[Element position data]
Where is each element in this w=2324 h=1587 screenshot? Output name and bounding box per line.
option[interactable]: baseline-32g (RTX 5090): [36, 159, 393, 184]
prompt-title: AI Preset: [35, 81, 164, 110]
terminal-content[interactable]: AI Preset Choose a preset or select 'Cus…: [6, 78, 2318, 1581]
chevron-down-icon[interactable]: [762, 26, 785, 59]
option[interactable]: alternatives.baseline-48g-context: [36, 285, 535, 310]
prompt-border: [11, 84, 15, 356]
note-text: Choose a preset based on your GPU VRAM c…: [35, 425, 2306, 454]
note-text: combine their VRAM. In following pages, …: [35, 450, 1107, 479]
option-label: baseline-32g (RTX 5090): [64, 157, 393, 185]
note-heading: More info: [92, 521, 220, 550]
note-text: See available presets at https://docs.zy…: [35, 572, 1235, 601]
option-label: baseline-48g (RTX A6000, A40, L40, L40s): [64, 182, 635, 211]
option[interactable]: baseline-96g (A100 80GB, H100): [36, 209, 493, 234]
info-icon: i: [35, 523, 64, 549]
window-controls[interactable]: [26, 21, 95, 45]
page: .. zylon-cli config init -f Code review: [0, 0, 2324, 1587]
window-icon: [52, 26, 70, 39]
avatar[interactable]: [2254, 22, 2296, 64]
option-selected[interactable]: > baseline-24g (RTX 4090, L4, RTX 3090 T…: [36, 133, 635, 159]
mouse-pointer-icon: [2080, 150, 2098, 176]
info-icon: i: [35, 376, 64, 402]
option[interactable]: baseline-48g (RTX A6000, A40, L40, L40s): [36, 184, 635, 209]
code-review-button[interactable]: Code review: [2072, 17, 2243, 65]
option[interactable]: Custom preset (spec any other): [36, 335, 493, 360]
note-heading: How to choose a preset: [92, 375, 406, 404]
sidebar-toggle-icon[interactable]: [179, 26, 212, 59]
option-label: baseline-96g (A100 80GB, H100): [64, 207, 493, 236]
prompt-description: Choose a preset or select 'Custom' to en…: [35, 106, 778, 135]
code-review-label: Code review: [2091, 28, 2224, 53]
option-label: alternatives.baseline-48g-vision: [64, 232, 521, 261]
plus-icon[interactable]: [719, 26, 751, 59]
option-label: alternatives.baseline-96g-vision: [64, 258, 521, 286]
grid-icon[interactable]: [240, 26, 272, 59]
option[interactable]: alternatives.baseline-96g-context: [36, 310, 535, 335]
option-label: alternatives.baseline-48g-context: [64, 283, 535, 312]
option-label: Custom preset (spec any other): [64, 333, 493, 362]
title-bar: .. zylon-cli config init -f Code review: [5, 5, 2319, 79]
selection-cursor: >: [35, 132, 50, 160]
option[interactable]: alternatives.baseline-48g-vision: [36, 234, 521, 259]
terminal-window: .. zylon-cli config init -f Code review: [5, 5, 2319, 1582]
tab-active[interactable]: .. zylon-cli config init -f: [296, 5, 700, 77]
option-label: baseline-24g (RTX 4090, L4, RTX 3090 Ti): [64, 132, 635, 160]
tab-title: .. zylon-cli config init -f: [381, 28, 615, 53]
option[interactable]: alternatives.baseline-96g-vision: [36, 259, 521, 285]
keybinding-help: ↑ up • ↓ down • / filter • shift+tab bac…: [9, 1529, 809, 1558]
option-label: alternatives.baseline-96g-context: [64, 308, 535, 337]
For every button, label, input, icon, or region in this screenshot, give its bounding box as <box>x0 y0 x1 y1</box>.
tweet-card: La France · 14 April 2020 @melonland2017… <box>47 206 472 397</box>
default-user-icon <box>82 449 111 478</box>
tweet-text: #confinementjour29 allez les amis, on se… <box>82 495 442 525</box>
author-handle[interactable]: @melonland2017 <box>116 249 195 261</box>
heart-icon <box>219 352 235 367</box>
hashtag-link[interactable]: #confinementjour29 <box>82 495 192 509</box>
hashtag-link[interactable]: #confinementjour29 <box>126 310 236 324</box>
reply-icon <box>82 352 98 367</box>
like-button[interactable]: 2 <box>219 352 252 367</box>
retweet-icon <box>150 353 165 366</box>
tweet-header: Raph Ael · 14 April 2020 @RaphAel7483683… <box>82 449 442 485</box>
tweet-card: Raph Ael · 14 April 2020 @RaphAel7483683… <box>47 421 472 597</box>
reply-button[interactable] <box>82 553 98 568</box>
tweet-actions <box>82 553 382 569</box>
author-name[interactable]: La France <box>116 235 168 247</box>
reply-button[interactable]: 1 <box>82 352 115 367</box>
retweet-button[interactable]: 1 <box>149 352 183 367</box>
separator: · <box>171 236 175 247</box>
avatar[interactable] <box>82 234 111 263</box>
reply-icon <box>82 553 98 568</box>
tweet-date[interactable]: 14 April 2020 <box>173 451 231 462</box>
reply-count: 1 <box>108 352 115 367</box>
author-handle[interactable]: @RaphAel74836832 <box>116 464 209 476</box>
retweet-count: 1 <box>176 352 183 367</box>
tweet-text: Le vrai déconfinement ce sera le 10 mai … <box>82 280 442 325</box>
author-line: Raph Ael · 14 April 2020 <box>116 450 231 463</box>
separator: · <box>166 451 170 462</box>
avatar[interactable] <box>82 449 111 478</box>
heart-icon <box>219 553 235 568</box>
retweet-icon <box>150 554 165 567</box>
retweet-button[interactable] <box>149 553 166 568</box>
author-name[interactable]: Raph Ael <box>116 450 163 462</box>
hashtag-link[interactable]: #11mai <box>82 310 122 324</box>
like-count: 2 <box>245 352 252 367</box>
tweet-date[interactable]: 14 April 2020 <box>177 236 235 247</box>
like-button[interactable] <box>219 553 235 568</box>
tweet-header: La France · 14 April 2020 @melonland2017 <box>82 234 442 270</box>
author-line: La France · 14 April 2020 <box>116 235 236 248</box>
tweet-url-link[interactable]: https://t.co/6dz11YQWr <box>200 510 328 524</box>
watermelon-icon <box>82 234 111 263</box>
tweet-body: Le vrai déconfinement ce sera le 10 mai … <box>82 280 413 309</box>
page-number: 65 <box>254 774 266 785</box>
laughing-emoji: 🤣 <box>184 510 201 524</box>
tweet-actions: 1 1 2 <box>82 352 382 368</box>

#### Problem requirements:
Repeat the lines of the records above, from the start of the records through the line containing "terminal-content[interactable]: AI Preset", inclusive.

#### Exercise result:
Where is each element in this w=2324 h=1587 screenshot? Output name and bounding box per line.
option[interactable]: baseline-32g (RTX 5090): [36, 159, 393, 184]
prompt-title: AI Preset: [35, 81, 164, 110]
terminal-content[interactable]: AI Preset Choose a preset or select 'Cus…: [6, 78, 2318, 1581]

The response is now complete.